REQUIREMENT
Report how many lines contain the word "circle"; answer with the number only.

Extracted records:
[BEGIN]

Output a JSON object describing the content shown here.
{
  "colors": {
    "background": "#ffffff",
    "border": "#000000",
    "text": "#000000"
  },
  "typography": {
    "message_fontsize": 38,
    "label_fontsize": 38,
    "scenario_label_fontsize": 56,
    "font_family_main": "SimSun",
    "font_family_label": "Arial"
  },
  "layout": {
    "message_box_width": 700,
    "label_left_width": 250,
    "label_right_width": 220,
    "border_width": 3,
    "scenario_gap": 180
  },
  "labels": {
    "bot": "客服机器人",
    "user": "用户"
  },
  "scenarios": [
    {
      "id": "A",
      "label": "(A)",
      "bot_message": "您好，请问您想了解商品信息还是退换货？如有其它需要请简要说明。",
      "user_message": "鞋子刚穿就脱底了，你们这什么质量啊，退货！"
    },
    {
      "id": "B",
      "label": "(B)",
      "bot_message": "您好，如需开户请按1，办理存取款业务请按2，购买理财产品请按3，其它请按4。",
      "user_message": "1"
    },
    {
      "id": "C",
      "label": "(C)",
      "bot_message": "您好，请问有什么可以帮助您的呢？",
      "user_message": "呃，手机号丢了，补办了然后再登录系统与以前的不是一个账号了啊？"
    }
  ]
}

[END]
[BEGIN]

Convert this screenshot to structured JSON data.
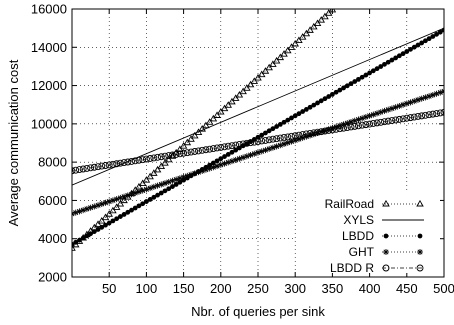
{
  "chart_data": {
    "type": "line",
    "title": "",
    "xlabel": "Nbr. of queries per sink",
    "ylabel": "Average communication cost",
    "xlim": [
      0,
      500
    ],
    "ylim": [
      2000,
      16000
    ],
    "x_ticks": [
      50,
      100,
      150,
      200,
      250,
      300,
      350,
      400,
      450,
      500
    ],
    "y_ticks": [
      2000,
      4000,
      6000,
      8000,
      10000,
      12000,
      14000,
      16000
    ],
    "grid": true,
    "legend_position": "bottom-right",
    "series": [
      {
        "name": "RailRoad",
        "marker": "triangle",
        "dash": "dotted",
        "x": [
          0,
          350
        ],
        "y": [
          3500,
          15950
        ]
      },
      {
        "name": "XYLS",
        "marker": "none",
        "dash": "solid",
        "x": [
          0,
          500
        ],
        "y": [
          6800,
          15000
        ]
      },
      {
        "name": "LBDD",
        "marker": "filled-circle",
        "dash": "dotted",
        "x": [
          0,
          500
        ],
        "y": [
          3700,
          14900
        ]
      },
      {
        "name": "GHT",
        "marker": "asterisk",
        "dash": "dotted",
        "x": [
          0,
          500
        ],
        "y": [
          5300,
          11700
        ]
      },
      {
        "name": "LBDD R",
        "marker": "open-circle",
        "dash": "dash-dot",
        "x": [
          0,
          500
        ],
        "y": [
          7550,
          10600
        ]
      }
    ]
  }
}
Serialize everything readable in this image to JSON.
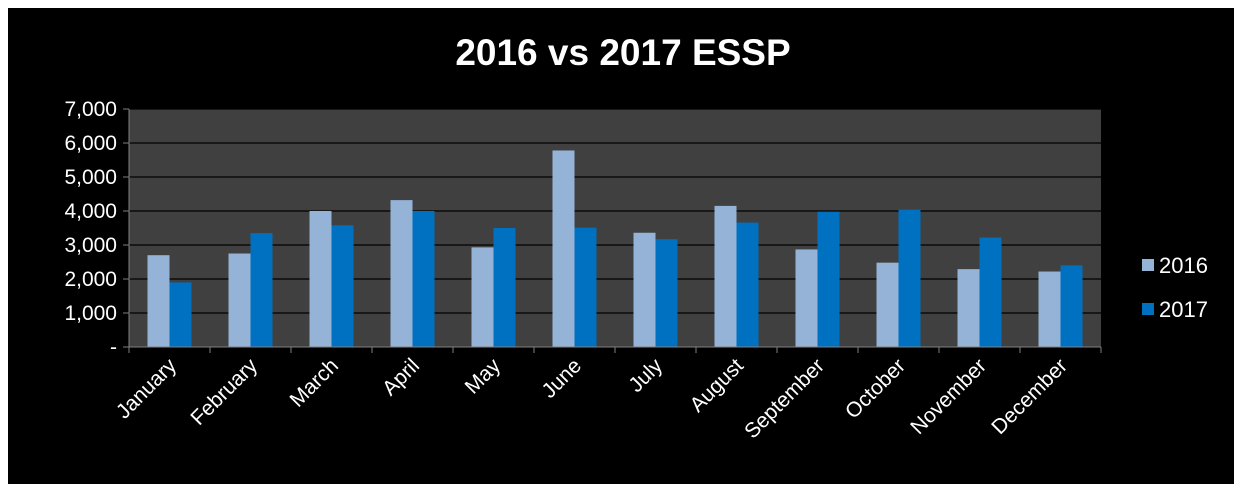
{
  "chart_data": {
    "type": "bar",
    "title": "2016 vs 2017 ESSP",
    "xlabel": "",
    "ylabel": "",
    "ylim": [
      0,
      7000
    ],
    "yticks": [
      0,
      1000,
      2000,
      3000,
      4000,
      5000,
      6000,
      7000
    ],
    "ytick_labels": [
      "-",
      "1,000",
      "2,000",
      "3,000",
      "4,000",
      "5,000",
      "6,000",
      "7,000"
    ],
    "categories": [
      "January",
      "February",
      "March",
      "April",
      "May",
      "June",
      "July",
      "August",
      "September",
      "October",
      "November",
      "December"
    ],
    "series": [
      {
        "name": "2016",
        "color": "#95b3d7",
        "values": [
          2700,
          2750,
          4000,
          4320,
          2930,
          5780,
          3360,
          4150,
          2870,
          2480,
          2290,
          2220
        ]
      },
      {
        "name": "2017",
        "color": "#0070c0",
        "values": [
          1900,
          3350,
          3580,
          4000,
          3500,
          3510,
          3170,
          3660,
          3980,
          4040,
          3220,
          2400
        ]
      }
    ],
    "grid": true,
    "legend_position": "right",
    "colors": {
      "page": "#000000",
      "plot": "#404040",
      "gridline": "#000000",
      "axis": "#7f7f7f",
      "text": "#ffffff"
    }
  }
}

[END]

WRITTEN ANSWER
2